Set problem. Only a number is expected: how many lines in the data below contain the word "including".

Items from a data source.
::::::::
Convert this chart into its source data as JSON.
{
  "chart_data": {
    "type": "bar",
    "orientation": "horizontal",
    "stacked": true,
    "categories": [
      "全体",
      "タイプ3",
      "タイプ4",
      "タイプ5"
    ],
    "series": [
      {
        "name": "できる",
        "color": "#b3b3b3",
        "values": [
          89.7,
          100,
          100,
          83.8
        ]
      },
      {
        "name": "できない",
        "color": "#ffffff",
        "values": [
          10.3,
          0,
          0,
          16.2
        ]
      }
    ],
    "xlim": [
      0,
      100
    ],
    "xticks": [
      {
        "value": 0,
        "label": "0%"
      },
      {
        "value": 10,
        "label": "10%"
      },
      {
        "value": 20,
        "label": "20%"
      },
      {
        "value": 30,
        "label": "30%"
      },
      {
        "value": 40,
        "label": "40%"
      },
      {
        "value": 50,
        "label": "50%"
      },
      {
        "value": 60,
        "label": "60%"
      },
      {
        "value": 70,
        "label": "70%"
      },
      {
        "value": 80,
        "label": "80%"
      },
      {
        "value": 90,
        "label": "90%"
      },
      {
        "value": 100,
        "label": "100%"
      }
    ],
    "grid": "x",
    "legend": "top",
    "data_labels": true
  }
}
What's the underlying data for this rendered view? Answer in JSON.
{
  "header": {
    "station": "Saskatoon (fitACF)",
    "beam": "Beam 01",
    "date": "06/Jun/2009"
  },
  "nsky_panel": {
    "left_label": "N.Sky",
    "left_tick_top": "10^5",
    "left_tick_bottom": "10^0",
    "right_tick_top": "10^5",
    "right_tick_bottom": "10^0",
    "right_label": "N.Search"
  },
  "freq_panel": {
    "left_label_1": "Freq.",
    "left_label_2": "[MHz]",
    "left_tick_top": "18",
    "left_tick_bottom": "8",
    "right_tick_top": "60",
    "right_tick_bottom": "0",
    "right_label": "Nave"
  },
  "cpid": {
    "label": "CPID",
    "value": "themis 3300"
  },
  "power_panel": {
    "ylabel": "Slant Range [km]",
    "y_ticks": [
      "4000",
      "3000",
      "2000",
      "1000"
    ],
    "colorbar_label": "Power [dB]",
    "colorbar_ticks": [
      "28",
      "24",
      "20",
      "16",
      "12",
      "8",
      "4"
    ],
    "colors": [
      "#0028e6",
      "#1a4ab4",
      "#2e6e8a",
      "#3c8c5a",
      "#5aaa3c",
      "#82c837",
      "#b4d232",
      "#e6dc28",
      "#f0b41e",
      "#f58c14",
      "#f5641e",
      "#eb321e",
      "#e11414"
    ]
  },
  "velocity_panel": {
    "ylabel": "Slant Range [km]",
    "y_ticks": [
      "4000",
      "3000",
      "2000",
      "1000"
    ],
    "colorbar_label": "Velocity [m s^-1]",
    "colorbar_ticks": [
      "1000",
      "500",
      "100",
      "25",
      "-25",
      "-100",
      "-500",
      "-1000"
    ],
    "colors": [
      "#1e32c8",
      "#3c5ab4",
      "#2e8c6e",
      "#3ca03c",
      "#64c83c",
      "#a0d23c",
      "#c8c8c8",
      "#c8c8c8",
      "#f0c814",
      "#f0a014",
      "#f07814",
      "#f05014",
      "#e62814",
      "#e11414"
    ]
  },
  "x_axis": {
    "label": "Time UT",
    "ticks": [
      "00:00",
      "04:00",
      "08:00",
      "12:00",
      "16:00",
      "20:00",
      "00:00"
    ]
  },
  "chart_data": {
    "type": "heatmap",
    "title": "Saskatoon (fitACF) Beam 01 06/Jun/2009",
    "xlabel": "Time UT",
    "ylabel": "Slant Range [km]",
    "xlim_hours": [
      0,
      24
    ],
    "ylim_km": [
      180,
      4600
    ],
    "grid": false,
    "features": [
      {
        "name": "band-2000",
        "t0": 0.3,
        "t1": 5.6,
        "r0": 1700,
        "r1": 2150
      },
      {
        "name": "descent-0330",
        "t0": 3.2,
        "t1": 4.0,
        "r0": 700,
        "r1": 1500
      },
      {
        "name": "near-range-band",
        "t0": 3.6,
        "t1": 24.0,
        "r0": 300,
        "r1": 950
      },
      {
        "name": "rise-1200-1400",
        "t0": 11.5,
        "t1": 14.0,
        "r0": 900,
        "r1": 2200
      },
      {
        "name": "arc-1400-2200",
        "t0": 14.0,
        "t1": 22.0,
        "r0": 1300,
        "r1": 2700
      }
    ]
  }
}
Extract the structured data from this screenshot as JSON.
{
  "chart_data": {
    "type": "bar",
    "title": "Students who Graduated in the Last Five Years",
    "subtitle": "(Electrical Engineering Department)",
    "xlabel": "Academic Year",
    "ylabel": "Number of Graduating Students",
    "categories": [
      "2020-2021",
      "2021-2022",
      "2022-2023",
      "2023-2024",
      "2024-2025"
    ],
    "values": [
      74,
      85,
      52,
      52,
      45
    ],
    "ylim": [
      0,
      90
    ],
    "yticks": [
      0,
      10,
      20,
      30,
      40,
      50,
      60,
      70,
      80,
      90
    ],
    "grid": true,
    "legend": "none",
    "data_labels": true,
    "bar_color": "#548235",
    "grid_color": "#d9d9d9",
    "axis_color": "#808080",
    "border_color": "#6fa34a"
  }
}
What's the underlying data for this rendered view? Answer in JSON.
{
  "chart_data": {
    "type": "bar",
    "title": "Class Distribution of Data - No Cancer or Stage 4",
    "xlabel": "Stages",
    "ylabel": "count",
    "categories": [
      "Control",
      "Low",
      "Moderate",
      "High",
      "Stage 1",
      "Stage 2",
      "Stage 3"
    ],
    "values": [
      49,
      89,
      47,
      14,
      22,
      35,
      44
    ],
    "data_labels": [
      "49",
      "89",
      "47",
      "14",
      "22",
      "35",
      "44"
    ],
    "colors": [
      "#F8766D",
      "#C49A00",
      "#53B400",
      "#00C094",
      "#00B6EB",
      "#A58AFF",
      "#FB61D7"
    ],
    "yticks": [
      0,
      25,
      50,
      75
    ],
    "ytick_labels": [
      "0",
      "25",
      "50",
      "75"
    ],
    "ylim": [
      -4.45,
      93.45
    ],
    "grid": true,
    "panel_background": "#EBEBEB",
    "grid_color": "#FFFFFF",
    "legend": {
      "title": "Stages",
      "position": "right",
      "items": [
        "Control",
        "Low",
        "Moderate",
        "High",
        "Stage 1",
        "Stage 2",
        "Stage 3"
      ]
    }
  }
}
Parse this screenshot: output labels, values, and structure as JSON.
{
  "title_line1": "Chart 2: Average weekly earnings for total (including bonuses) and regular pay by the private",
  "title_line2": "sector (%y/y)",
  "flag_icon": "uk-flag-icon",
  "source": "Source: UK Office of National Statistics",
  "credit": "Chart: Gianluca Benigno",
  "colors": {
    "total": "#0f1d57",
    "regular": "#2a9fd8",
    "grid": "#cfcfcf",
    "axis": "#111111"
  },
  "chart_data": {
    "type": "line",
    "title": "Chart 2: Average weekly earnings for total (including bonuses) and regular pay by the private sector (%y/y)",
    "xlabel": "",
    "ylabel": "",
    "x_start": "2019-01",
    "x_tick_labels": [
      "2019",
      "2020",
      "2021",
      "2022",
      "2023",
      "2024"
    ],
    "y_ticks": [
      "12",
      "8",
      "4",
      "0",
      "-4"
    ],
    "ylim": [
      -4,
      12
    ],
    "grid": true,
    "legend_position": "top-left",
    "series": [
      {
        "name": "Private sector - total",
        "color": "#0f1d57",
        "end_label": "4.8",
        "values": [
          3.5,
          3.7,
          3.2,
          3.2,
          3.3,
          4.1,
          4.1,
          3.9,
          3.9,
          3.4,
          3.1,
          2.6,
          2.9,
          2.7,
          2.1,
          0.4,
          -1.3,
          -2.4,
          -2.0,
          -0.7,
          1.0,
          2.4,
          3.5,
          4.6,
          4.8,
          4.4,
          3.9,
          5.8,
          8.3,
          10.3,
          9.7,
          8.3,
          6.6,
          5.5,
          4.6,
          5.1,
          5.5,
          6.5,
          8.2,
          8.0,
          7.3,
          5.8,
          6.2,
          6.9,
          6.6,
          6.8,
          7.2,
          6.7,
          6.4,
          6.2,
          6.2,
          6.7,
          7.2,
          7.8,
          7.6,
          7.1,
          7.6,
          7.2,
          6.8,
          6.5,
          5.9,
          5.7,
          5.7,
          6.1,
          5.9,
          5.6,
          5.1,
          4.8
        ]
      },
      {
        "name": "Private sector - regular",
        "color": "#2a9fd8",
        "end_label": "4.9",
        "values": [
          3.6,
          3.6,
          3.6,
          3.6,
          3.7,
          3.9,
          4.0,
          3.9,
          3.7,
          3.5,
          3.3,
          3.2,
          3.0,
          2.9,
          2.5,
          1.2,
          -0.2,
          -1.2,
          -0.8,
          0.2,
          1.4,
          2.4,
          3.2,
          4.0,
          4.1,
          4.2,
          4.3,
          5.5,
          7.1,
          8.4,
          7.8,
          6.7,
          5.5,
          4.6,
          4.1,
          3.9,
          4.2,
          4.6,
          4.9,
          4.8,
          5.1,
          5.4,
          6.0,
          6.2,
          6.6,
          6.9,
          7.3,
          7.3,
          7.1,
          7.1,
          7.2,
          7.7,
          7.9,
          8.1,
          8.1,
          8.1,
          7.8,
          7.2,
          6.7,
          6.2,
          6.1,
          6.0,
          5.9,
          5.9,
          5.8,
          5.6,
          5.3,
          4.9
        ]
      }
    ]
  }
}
::::::::
The response. 2